Provided passage ->
================================

    Likewise we've all heard urgent broadcasts from Budapest or Prague as Soviet tanks rumble down the street. The radio beaming out unrestricted to an impotent world. Ah but, it's all different today what with Twitter & You Tube. Well yes but only just in totalitarian states, Iran is desperately trying to filter out anything which mentions its unrest and with only one aperture for all its international internet communication if things really kicked off I don't suppose they'd waste too much time agonising over weather to turn off the tap altogether.

    So, radio, primitive analogue radio, can out fox Wedgie Benn and Krustchev at least for while. Can digital? Where broadcasters surely have to be listed on the multiplex and the EPG before would-be listeners' radios will even countenance being able to tune in? I'm certain you couldn't just start beaming out a signal and have it picked up. It's a conformist's dream. Every staion licensed and having to toe the party line wrt "balance" and news on the hour even though, IMO, there's far too much news around - I can put Sky on anytime, why does Classic Gold or Planet Rock have to bother? I

    Where's the room for innovation in this controlled sterile environment I wonder? On the internet in podcasts and foreign streams I suppose.

  2. Aaron9:47 am

    I still don't see how DAB switchover can happen until someone solves the use case of people listening to commentary on a match that they're attending. Can you see cricket fans at Lords putting up with the 2-second delay when listening to Test Match Special?

    Unless of course the technology is going to improve to the point where the delay is removed...
================================
[Stored items]
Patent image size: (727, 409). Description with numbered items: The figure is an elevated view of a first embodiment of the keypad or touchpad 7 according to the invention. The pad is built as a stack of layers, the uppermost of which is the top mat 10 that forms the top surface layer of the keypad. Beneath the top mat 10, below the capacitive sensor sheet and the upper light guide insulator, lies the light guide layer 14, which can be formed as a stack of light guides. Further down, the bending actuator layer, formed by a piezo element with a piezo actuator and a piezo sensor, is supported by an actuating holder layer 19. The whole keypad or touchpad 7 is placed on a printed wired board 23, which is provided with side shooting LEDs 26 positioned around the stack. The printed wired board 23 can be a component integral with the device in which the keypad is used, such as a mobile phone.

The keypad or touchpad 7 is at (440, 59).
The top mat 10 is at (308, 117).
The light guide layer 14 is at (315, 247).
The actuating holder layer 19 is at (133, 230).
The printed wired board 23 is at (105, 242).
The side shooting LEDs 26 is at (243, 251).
================================
Exercises ->
1 > In the radio discussion, what does Aaron say cricket fans at Lords would have to put up with when listening to Test Match Special on DAB?
2 > Extend the radio discussion, continuing on from its last line.

Your written answers ->
1 > A 2-second delay.

2 >
  3. the only time the delay worked for me was the other night I got in while listening to some world music on my phone fm tuner, it was rythmic precussive stuff I turned on my roberts digital and the tune start up but out of phase with my phone and for the rest of the song I stood there with my coat half off listening to beautiful out of synch resonances.

  4. My current gripe with radio technology involves Radio 1 (Please forgive me for lowering the tone), who are currently trialling a live video stream of the Breakfast Show on t'internet.

    Why spend licence fee, time, effort, etc on adding pictures to radio? If I want to watch video I'll switch on my TV, thankyouverymuch.

  5. There are also 33 million cars on the road where radio is an essential aid to driving for most people and presumably about 33 DAB car radios.

    There is no element of joined up thinking, just expediency. I suspect the Government is still focussed on the massive 3G sell-off-stitch-up which provided millions of pounds for the equivalent of fresh air and hoping to repeat the trick.

    Long live Radio 4 in whatever form we consume it.

  6. The usual perceptive analysis from DH there, though my favourite part by some distance is: "This lowers my scene somewhat." FWIW I listen to Planet Rock almost exclusively and it gives me tremendous pleasure. I can hear records that I'd otherwise have to dig into my library to enjoy.

  7. Anonymous2:34 pm

    Other than a couple of DAB-only stations, it has so far been quite disappointing. the one thing in its favour is that when my O2 phone goes off, the DAB speakers don't make a horrendous kh-khkh-kher noise like the other hi-fo speakers do.

  8. It's the curse of digital 'never mind the quality feel the bandwidth' - it's not possible to populate a broad selection of listening options and make the majority work, we're not the US and simply don't have the headcount to make a low-level stations have a significant take-up..

    The fact that Birdsong and Traffic (the novelty turns in the DAB variety act) are being shoved onto to the platform to fill the silence smacks of desperate peddling..

  9. Have you considered getting an FM transmitter intended for in-car use to "broadcast" a DAB only channel - in your case Radio 4! - to the rest of the house? We use one plugged into the main hi-fi in the house which means we can listen to anything we like on a portable FM radio.